══ SUPPLIED PASSAGE ══

Hacker News new | ask | show | jobs
by masklinn 1580 days ago
> Not sure if the Rust implementation has a different design to make it perform better though.

Prolly not, I expect the issue comes from the increase in branches since a value-based error reporting has to branch on every function return. Even if the branch is predictible, it’s not free.

And fib() would be a worst-case scenario as it does very little per-call, the constant per-call overhead would be rather major.

2 comments

It's also worth noting that Rust does also have stack-unwinding error propagation, in the form of `panic`/`catch_unwind`, which can be used as a less-ergonomic optimization in situations like this. Result types like this also don't color the function, since you can just explicitly panic, which would be inlined at the call site and show similar performance to C++ exceptions.
This is very much non-idiomatic. Panics are not intended as “application” error reporting, but rather as “programming” error.

The intended use-case of catch_unwind is to protect the wider program e.g. avoid breaking a threadpool worker or a scheduler on panic, or transmit the information cross threads or to collation tools like sentry.

Using up scarce branch-prediction slots is a good way to make your program unoptimizable. Time wasted because you ran out will not show up anywhere localized on your profile. (Likewise blowing any other cache.)
Using up BTB slots is an interesting problem but in practice doesn't seem to be a big issue. If it was, ISAs would use things like hinted branches but instead they've been taking them away. Code size is more important but hot/cold splitting can help there.

A problem with using exceptions instead is they defeat the return address prediction by unwinding the stack.

That hinted branches are not useful tells us nothing about the importance of branch predictor footprint. When hinting branches gives you a bigger L1 cache footprint, it has a high cost. Compilers nowadays use code motion to implement branch hinting, which does not burn L1 cache. (Maybe code motion is what you mean by "hot/cold splitting"?)

Anyway the hint we really need, no ISA has: "do not predict this branch". (We approximate that with constructs that generate a "cmov" instruction, which anyway is not going away.)

How does using exceptions defeat return address prediction? You are explicitly not returning, so any prediction would be wrong anyway. In the common case, you do return, and the predictor works fine.

> When hinting branches gives you a bigger L1 cache footprint, it has a high cost.

It was the same size on PPC, and on x86 using recommended branch directions (but not prefixes).

> Compilers nowadays use code motion to implement branch hinting, which does not burn L1 cache. (Maybe code motion is what you mean by "hot/cold splitting"?)

Hot/cold splitting is not just sinking unlikely basic blocks, it's when you move them to the end of the program entirely.

That doesn't hint branches anymore, though; Intel hasn't recommended any particular branch layout since 2006.

═══
══ COLLECTED DATA ══

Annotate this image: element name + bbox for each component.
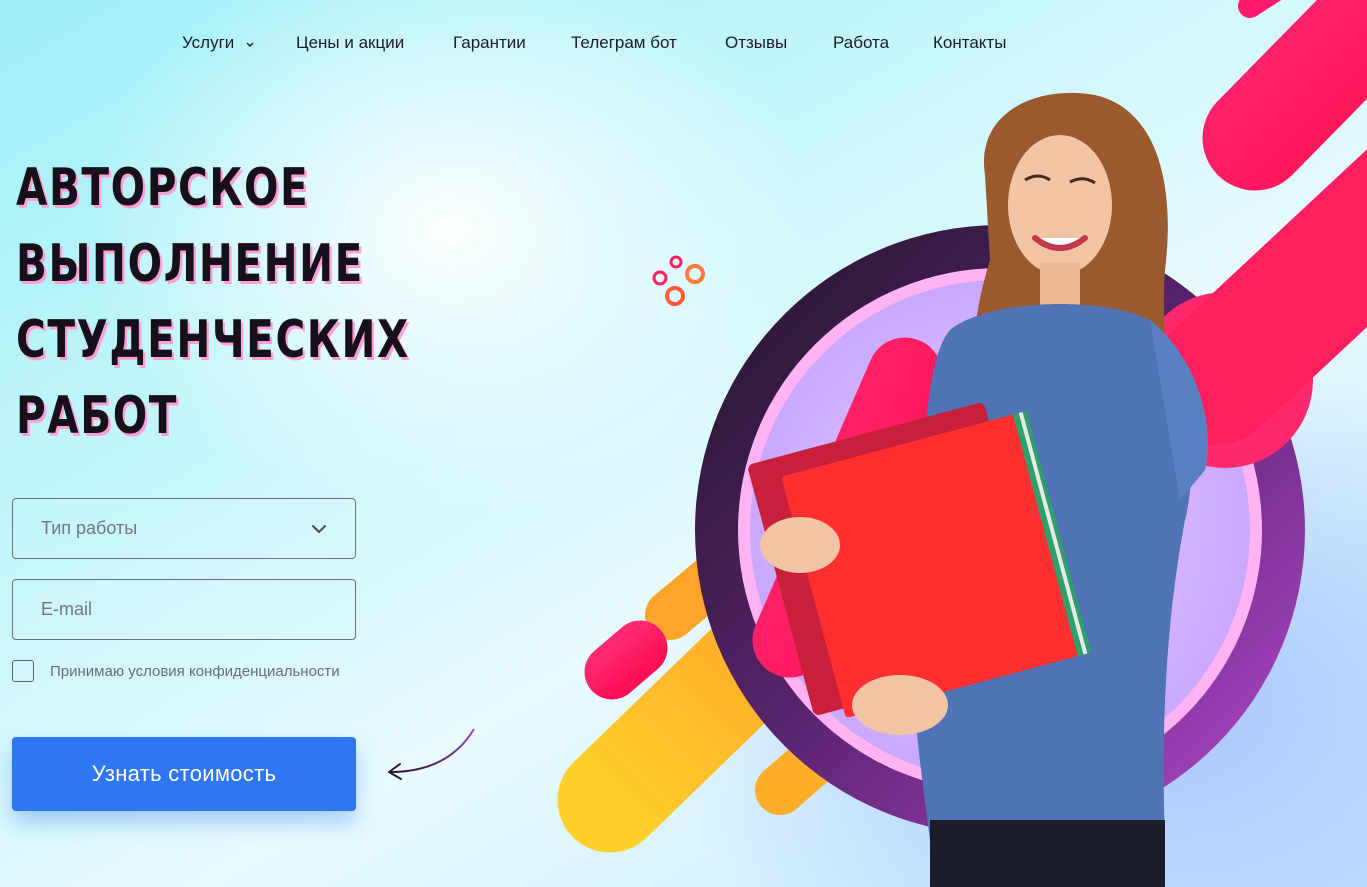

═══

▸ **TASKS AND EXERCISES**
a. Edit the thread on branch prediction between "It was the same" and "the program entirely.", inclusive, changing "PPC" to "PowerPC".
b. Using the thread on branch prediction, say yes or no to each statement and quote the deciding words: (i) fib() is called a worst-case scenario; (ii) panics are intended for application error reporting; (iii) Intel has not recommended any particular branch layout since 2006.

▸ **RESPONSES**
a.
It was the same size on PowerPC, and on x86 using recommended branch directions (but not prefixes).

> Compilers nowadays use code motion to implement branch hinting, which does not burn L1 cache. (Maybe code motion is what you mean by "hot/cold splitting"?)

Hot/cold splitting is not just sinking unlikely basic blocks, it's when you move them to the end of the program entirely.

b.
(i) Yes: "fib() would be a worst-case scenario"
(ii) No: "Panics are not intended as “application” error reporting, but rather as “programming” error."
(iii) Yes: "Intel hasn't recommended any particular branch layout since 2006."